Short exercise:
Copy every line of the records below where the word "chevron" occurs.

Dataset records:
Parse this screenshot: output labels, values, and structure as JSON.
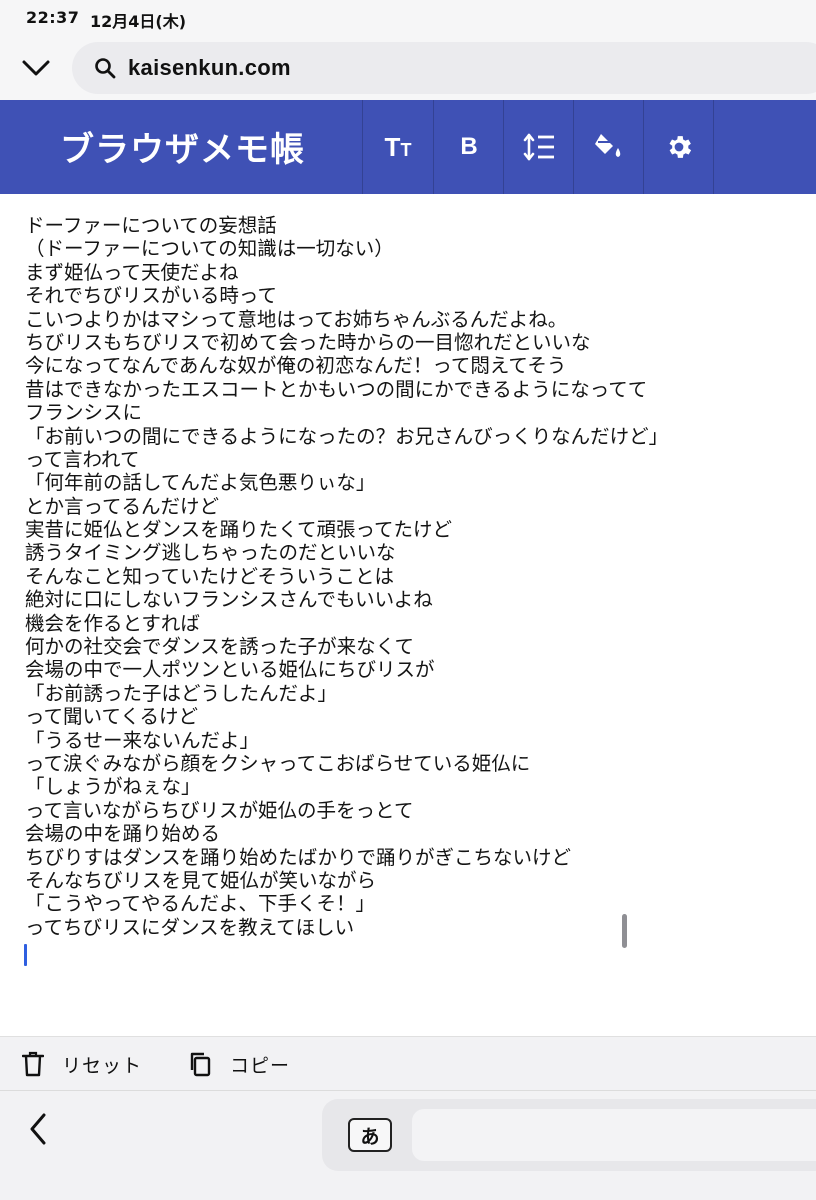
{
  "status_bar": {
    "time": "22:37",
    "date": "12月4日(木)"
  },
  "browser": {
    "url": "kaisenkun.com",
    "icons": {
      "collapse": "chevron-down-icon",
      "search": "search-icon"
    }
  },
  "app": {
    "title": "ブラウザメモ帳",
    "toolbar_color": "#3f51b5",
    "toolbar": {
      "text_size_big": "T",
      "text_size_small": "T",
      "bold_label": "B",
      "icons": [
        "text-size-icon",
        "bold-icon",
        "line-height-icon",
        "paint-bucket-icon",
        "gear-icon"
      ]
    }
  },
  "memo": {
    "lines": [
      "ドーファーについての妄想話",
      "（ドーファーについての知識は一切ない）",
      "まず姫仏って天使だよね",
      "それでちびリスがいる時って",
      "こいつよりかはマシって意地はってお姉ちゃんぶるんだよね。",
      "ちびリスもちびリスで初めて会った時からの一目惚れだといいな",
      "今になってなんであんな奴が俺の初恋なんだ！って悶えてそう",
      "昔はできなかったエスコートとかもいつの間にかできるようになってて",
      "フランシスに",
      "「お前いつの間にできるようになったの？お兄さんびっくりなんだけど」",
      "って言われて",
      "「何年前の話してんだよ気色悪りぃな」",
      "とか言ってるんだけど",
      "実昔に姫仏とダンスを踊りたくて頑張ってたけど",
      "誘うタイミング逃しちゃったのだといいな",
      "そんなこと知っていたけどそういうことは",
      "絶対に口にしないフランシスさんでもいいよね",
      "機会を作るとすれば",
      "何かの社交会でダンスを誘った子が来なくて",
      "会場の中で一人ポツンといる姫仏にちびリスが",
      "「お前誘った子はどうしたんだよ」",
      "って聞いてくるけど",
      "「うるせー来ないんだよ」",
      "って涙ぐみながら顔をクシャってこおばらせている姫仏に",
      "「しょうがねぇな」",
      "って言いながらちびリスが姫仏の手をっとて",
      "会場の中を踊り始める",
      "ちびりすはダンスを踊り始めたばかりで踊りがぎこちないけど",
      "そんなちびリスを見て姫仏が笑いながら",
      "「こうやってやるんだよ、下手くそ！」",
      "ってちびリスにダンスを教えてほしい"
    ]
  },
  "actions": {
    "reset_label": "リセット",
    "copy_label": "コピー",
    "icons": {
      "reset": "trash-icon",
      "copy": "copy-icon"
    }
  },
  "keyboard": {
    "input_mode_key": "あ",
    "icons": {
      "back": "chevron-left-icon"
    }
  }
}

Written solution:
      "collapse": "chevron-down-icon",
      "back": "chevron-left-icon"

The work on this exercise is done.